All records should be reproduced verbatim.

#### Material for this exercise
* START *
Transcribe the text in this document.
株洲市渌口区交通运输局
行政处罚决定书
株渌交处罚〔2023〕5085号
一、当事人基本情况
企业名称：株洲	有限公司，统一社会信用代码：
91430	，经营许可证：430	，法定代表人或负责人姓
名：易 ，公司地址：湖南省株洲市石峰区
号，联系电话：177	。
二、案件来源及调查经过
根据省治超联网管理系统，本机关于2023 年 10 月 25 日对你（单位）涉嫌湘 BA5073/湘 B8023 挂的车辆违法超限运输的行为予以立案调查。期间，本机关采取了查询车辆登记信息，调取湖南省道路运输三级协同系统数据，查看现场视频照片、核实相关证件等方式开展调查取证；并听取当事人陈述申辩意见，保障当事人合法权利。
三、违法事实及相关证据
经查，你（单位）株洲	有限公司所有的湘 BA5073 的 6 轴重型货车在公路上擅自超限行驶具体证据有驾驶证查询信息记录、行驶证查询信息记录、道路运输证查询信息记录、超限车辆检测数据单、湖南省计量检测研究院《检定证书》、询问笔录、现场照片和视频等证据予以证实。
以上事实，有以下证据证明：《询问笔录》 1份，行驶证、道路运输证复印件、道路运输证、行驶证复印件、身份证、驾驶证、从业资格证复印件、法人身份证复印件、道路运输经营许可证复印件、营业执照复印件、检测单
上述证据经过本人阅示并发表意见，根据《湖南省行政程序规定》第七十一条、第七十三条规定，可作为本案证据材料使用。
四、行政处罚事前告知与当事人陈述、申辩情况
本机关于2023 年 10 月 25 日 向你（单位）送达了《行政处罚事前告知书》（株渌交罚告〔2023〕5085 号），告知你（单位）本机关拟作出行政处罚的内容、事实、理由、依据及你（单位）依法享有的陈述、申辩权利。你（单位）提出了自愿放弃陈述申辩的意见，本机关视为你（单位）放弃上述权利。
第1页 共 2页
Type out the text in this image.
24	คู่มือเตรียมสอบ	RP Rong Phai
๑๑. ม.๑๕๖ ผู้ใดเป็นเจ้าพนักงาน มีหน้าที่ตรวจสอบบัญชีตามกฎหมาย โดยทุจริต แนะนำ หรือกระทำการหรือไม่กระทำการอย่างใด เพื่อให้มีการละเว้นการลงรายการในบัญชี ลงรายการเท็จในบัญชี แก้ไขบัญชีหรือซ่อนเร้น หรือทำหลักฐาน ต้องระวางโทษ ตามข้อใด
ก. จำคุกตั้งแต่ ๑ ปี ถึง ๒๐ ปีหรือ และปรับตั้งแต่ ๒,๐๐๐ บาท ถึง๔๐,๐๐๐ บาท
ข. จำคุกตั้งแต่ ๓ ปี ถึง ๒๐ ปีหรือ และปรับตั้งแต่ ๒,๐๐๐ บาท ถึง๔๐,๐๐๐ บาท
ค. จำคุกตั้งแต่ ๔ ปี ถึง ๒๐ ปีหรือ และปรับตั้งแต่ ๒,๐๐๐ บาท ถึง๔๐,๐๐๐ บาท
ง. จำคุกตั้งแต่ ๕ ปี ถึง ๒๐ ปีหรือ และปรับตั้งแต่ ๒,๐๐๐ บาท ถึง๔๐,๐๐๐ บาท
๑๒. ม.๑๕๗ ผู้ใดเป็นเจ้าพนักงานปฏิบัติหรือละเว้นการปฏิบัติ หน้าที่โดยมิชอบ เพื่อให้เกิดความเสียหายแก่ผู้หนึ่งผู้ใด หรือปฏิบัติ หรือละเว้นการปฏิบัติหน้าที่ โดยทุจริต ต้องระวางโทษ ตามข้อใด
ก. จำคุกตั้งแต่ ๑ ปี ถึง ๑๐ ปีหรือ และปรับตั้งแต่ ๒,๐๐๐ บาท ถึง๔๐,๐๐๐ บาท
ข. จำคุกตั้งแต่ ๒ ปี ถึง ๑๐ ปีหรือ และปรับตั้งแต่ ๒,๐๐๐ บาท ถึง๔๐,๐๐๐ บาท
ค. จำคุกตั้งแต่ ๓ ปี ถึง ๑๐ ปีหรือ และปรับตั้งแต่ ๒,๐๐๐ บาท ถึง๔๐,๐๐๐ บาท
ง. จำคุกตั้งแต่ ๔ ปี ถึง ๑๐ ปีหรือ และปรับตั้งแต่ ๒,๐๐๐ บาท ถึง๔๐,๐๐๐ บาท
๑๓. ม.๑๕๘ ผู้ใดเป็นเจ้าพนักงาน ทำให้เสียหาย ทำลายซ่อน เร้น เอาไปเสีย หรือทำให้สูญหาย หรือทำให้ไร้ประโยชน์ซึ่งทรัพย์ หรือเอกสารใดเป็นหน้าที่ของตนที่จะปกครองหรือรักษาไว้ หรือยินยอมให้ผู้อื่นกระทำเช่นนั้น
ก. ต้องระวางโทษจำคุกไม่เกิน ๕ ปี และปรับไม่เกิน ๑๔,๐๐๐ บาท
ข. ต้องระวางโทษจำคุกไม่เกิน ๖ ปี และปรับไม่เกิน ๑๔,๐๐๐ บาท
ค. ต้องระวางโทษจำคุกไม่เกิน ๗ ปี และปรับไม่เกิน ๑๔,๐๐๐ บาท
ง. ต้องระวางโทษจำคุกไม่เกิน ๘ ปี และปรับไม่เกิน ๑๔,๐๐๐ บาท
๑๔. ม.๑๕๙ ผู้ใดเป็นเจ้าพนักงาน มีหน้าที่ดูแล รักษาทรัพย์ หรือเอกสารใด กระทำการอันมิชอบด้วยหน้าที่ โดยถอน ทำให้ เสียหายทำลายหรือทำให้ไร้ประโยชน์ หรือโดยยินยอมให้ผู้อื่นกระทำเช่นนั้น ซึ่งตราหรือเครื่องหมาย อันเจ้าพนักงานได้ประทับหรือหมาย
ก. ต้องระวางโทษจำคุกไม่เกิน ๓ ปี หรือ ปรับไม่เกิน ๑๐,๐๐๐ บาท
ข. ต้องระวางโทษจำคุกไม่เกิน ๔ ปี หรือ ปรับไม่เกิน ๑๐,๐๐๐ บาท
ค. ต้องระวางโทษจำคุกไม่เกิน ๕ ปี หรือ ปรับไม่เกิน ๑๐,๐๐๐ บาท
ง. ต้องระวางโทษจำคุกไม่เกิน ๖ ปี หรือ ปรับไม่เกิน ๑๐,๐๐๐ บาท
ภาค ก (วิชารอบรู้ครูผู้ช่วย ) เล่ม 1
* END *
#### Written response
Transcribe the text in this document.
株洲市渌口区交通运输局
行政处罚决定书
株渌交处罚〔2023〕5085号
一、当事人基本情况
企业名称：株洲	有限公司，统一社会信用代码：
91430	，经营许可证：430	，法定代表人或负责人姓
名：易 ，公司地址：湖南省株洲市石峰区
号，联系电话：177	。
二、案件来源及调查经过
根据省治超联网管理系统，本机关于2023 年 10 月 25 日对你（单位）涉嫌湘 BA5073/湘 B8023 挂的车辆违法超限运输的行为予以立案调查。期间，本机关采取了查询车辆登记信息，调取湖南省道路运输三级协同系统数据，查看现场视频照片、核实相关证件等方式开展调查取证；并听取当事人陈述申辩意见，保障当事人合法权利。
三、违法事实及相关证据
经查，你（单位）株洲	有限公司所有的湘 BA5073 的 6 轴重型货车在公路上擅自超限行驶具体证据有驾驶证查询信息记录、行驶证查询信息记录、道路运输证查询信息记录、超限车辆检测数据单、湖南省计量检测研究院《检定证书》、询问笔录、现场照片和视频等证据予以证实。
以上事实，有以下证据证明：《询问笔录》 1份，行驶证、道路运输证复印件、道路运输证、行驶证复印件、身份证、驾驶证、从业资格证复印件、法人身份证复印件、道路运输经营许可证复印件、营业执照复印件、检测单
上述证据经过本人阅示并发表意见，根据《湖南省行政程序规定》第七十一条、第七十三条规定，可作为本案证据材料使用。
四、行政处罚事前告知与当事人陈述、申辩情况
本机关于2023 年 10 月 25 日 向你（单位）送达了《行政处罚事前告知书》（株渌交罚告〔2023〕5085 号），告知你（单位）本机关拟作出行政处罚的内容、事实、理由、依据及你（单位）依法享有的陈述、申辩权利。你（单位）提出了自愿放弃陈述申辩的意见，本机关视为你（单位）放弃上述权利。
第1页 共 2页
Type out the text in this image.
24	คู่มือเตรียมสอบ	RP Rong Phai
๑๑. ม.๑๕๖ ผู้ใดเป็นเจ้าพนักงาน มีหน้าที่ตรวจสอบบัญชีตามกฎหมาย โดยทุจริต แนะนำ หรือกระทำการหรือไม่กระทำการอย่างใด เพื่อให้มีการละเว้นการลงรายการในบัญชี ลงรายการเท็จในบัญชี แก้ไขบัญชีหรือซ่อนเร้น หรือทำหลักฐาน ต้องระวางโทษ ตามข้อใด
ก. จำคุกตั้งแต่ ๑ ปี ถึง ๒๐ ปีหรือ และปรับตั้งแต่ ๒,๐๐๐ บาท ถึง๔๐,๐๐๐ บาท
ข. จำคุกตั้งแต่ ๓ ปี ถึง ๒๐ ปีหรือ และปรับตั้งแต่ ๒,๐๐๐ บาท ถึง๔๐,๐๐๐ บาท
ค. จำคุกตั้งแต่ ๔ ปี ถึง ๒๐ ปีหรือ และปรับตั้งแต่ ๒,๐๐๐ บาท ถึง๔๐,๐๐๐ บาท
ง. จำคุกตั้งแต่ ๕ ปี ถึง ๒๐ ปีหรือ และปรับตั้งแต่ ๒,๐๐๐ บาท ถึง๔๐,๐๐๐ บาท
๑๒. ม.๑๕๗ ผู้ใดเป็นเจ้าพนักงานปฏิบัติหรือละเว้นการปฏิบัติ หน้าที่โดยมิชอบ เพื่อให้เกิดความเสียหายแก่ผู้หนึ่งผู้ใด หรือปฏิบัติ หรือละเว้นการปฏิบัติหน้าที่ โดยทุจริต ต้องระวางโทษ ตามข้อใด
ก. จำคุกตั้งแต่ ๑ ปี ถึง ๑๐ ปีหรือ และปรับตั้งแต่ ๒,๐๐๐ บาท ถึง๔๐,๐๐๐ บาท
ข. จำคุกตั้งแต่ ๒ ปี ถึง ๑๐ ปีหรือ และปรับตั้งแต่ ๒,๐๐๐ บาท ถึง๔๐,๐๐๐ บาท
ค. จำคุกตั้งแต่ ๓ ปี ถึง ๑๐ ปีหรือ และปรับตั้งแต่ ๒,๐๐๐ บาท ถึง๔๐,๐๐๐ บาท
ง. จำคุกตั้งแต่ ๔ ปี ถึง ๑๐ ปีหรือ และปรับตั้งแต่ ๒,๐๐๐ บาท ถึง๔๐,๐๐๐ บาท
๑๓. ม.๑๕๘ ผู้ใดเป็นเจ้าพนักงาน ทำให้เสียหาย ทำลายซ่อน เร้น เอาไปเสีย หรือทำให้สูญหาย หรือทำให้ไร้ประโยชน์ซึ่งทรัพย์ หรือเอกสารใดเป็นหน้าที่ของตนที่จะปกครองหรือรักษาไว้ หรือยินยอมให้ผู้อื่นกระทำเช่นนั้น
ก. ต้องระวางโทษจำคุกไม่เกิน ๕ ปี และปรับไม่เกิน ๑๔,๐๐๐ บาท
ข. ต้องระวางโทษจำคุกไม่เกิน ๖ ปี และปรับไม่เกิน ๑๔,๐๐๐ บาท
ค. ต้องระวางโทษจำคุกไม่เกิน ๗ ปี และปรับไม่เกิน ๑๔,๐๐๐ บาท
ง. ต้องระวางโทษจำคุกไม่เกิน ๘ ปี และปรับไม่เกิน ๑๔,๐๐๐ บาท
๑๔. ม.๑๕๙ ผู้ใดเป็นเจ้าพนักงาน มีหน้าที่ดูแล รักษาทรัพย์ หรือเอกสารใด กระทำการอันมิชอบด้วยหน้าที่ โดยถอน ทำให้ เสียหายทำลายหรือทำให้ไร้ประโยชน์ หรือโดยยินยอมให้ผู้อื่นกระทำเช่นนั้น ซึ่งตราหรือเครื่องหมาย อันเจ้าพนักงานได้ประทับหรือหมาย
ก. ต้องระวางโทษจำคุกไม่เกิน ๓ ปี หรือ ปรับไม่เกิน ๑๐,๐๐๐ บาท
ข. ต้องระวางโทษจำคุกไม่เกิน ๔ ปี หรือ ปรับไม่เกิน ๑๐,๐๐๐ บาท
ค. ต้องระวางโทษจำคุกไม่เกิน ๕ ปี หรือ ปรับไม่เกิน ๑๐,๐๐๐ บาท
ง. ต้องระวางโทษจำคุกไม่เกิน ๖ ปี หรือ ปรับไม่เกิน ๑๐,๐๐๐ บาท
ภาค ก (วิชารอบรู้ครูผู้ช่วย ) เล่ม 1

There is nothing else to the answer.